## Goal
Output all the entries word for word. Omit the pictures.

* start Material for this task *

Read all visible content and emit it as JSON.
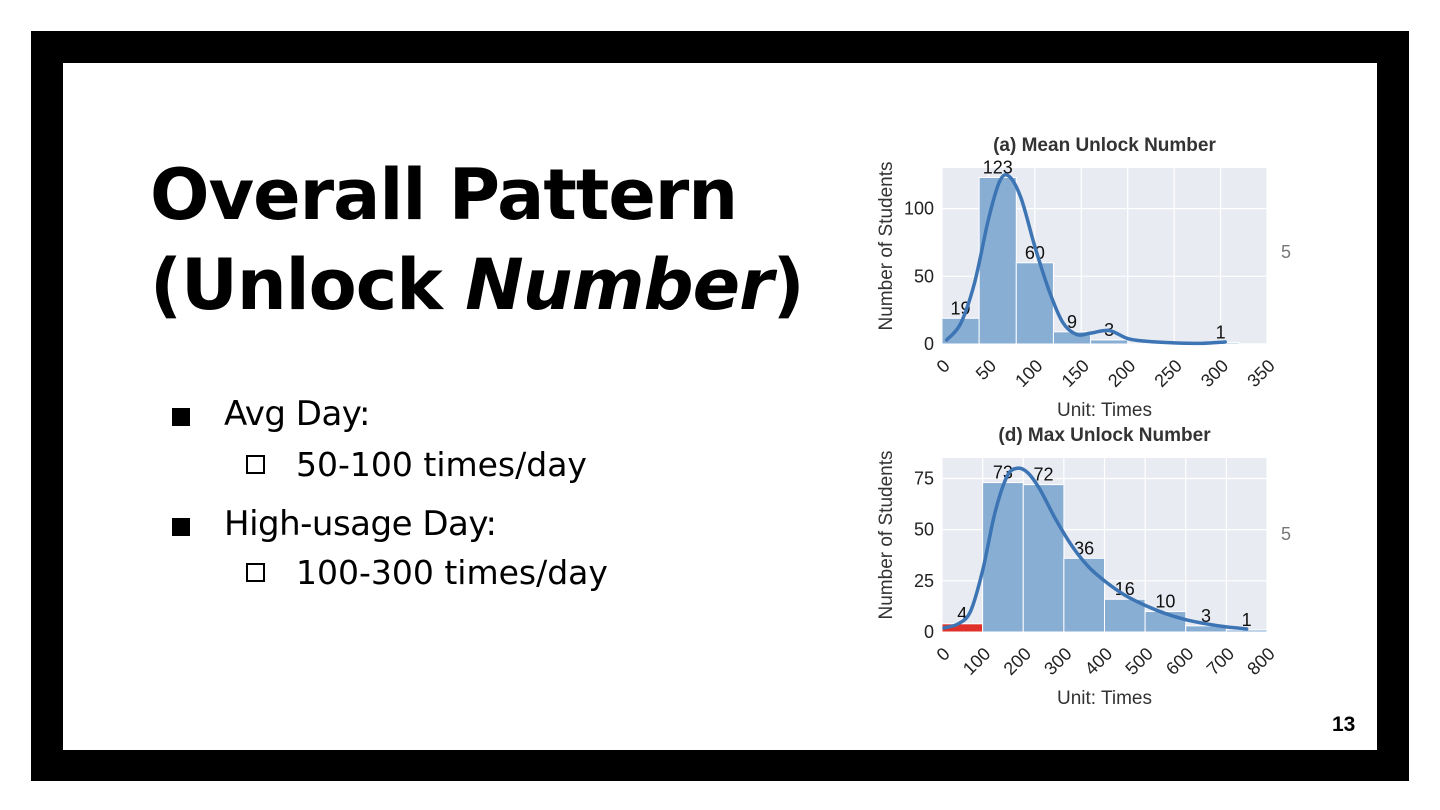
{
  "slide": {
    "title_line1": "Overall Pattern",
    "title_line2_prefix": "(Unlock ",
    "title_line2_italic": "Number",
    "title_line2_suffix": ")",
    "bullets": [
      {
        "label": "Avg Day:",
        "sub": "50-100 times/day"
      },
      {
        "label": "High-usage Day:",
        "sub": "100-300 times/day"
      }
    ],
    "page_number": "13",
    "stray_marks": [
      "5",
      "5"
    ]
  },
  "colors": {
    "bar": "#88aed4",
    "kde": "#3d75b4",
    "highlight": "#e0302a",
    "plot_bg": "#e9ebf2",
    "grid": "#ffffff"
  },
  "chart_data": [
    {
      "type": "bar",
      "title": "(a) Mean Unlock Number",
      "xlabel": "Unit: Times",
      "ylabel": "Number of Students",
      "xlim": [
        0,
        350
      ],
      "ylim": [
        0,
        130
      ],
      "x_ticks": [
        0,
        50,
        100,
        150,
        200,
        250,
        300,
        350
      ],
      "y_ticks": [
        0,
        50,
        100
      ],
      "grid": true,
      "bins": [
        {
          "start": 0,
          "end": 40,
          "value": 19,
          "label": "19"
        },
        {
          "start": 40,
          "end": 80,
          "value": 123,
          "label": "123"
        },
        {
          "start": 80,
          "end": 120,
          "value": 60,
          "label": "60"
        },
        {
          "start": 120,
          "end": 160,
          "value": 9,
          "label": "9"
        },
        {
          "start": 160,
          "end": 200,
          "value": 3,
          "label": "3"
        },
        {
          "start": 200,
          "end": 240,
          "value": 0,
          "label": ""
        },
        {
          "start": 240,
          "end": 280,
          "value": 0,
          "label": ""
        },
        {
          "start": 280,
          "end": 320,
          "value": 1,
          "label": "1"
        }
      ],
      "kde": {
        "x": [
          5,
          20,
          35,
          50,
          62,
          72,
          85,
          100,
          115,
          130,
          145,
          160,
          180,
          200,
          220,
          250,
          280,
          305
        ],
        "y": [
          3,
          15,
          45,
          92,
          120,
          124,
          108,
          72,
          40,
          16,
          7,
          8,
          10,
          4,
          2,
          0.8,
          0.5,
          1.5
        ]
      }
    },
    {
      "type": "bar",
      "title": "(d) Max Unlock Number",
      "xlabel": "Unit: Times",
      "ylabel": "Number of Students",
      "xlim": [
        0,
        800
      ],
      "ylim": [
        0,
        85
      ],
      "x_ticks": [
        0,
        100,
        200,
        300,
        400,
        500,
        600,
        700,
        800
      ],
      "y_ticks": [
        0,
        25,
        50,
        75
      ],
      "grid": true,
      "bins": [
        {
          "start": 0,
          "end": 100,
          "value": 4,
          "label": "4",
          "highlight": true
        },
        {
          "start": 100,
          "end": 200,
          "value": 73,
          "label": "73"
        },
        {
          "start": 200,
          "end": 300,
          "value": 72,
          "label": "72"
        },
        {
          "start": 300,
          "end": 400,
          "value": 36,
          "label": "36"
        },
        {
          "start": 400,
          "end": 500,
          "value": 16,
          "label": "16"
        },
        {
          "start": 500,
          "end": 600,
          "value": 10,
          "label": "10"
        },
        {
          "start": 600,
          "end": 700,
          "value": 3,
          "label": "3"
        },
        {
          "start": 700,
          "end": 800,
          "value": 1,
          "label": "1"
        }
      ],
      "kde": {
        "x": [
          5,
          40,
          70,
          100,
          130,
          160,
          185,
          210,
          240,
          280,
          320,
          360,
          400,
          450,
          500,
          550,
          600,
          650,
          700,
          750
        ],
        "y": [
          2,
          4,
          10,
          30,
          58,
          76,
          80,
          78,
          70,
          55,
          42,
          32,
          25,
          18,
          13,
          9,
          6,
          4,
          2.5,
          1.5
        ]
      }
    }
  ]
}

* end Material for this task *

## Worked answer
Read all visible content and emit it as JSON.
{
  "slide": {
    "title_line1": "Overall Pattern",
    "title_line2_prefix": "(Unlock ",
    "title_line2_italic": "Number",
    "title_line2_suffix": ")",
    "bullets": [
      {
        "label": "Avg Day:",
        "sub": "50-100 times/day"
      },
      {
        "label": "High-usage Day:",
        "sub": "100-300 times/day"
      }
    ],
    "page_number": "13",
    "stray_marks": [
      "5",
      "5"
    ]
  },
  "colors": {
    "bar": "#88aed4",
    "kde": "#3d75b4",
    "highlight": "#e0302a",
    "plot_bg": "#e9ebf2",
    "grid": "#ffffff"
  },
  "chart_data": [
    {
      "type": "bar",
      "title": "(a) Mean Unlock Number",
      "xlabel": "Unit: Times",
      "ylabel": "Number of Students",
      "xlim": [
        0,
        350
      ],
      "ylim": [
        0,
        130
      ],
      "x_ticks": [
        0,
        50,
        100,
        150,
        200,
        250,
        300,
        350
      ],
      "y_ticks": [
        0,
        50,
        100
      ],
      "grid": true,
      "bins": [
        {
          "start": 0,
          "end": 40,
          "value": 19,
          "label": "19"
        },
        {
          "start": 40,
          "end": 80,
          "value": 123,
          "label": "123"
        },
        {
          "start": 80,
          "end": 120,
          "value": 60,
          "label": "60"
        },
        {
          "start": 120,
          "end": 160,
          "value": 9,
          "label": "9"
        },
        {
          "start": 160,
          "end": 200,
          "value": 3,
          "label": "3"
        },
        {
          "start": 200,
          "end": 240,
          "value": 0,
          "label": ""
        },
        {
          "start": 240,
          "end": 280,
          "value": 0,
          "label": ""
        },
        {
          "start": 280,
          "end": 320,
          "value": 1,
          "label": "1"
        }
      ],
      "kde": {
        "x": [
          5,
          20,
          35,
          50,
          62,
          72,
          85,
          100,
          115,
          130,
          145,
          160,
          180,
          200,
          220,
          250,
          280,
          305
        ],
        "y": [
          3,
          15,
          45,
          92,
          120,
          124,
          108,
          72,
          40,
          16,
          7,
          8,
          10,
          4,
          2,
          0.8,
          0.5,
          1.5
        ]
      }
    },
    {
      "type": "bar",
      "title": "(d) Max Unlock Number",
      "xlabel": "Unit: Times",
      "ylabel": "Number of Students",
      "xlim": [
        0,
        800
      ],
      "ylim": [
        0,
        85
      ],
      "x_ticks": [
        0,
        100,
        200,
        300,
        400,
        500,
        600,
        700,
        800
      ],
      "y_ticks": [
        0,
        25,
        50,
        75
      ],
      "grid": true,
      "bins": [
        {
          "start": 0,
          "end": 100,
          "value": 4,
          "label": "4",
          "highlight": true
        },
        {
          "start": 100,
          "end": 200,
          "value": 73,
          "label": "73"
        },
        {
          "start": 200,
          "end": 300,
          "value": 72,
          "label": "72"
        },
        {
          "start": 300,
          "end": 400,
          "value": 36,
          "label": "36"
        },
        {
          "start": 400,
          "end": 500,
          "value": 16,
          "label": "16"
        },
        {
          "start": 500,
          "end": 600,
          "value": 10,
          "label": "10"
        },
        {
          "start": 600,
          "end": 700,
          "value": 3,
          "label": "3"
        },
        {
          "start": 700,
          "end": 800,
          "value": 1,
          "label": "1"
        }
      ],
      "kde": {
        "x": [
          5,
          40,
          70,
          100,
          130,
          160,
          185,
          210,
          240,
          280,
          320,
          360,
          400,
          450,
          500,
          550,
          600,
          650,
          700,
          750
        ],
        "y": [
          2,
          4,
          10,
          30,
          58,
          76,
          80,
          78,
          70,
          55,
          42,
          32,
          25,
          18,
          13,
          9,
          6,
          4,
          2.5,
          1.5
        ]
      }
    }
  ]
}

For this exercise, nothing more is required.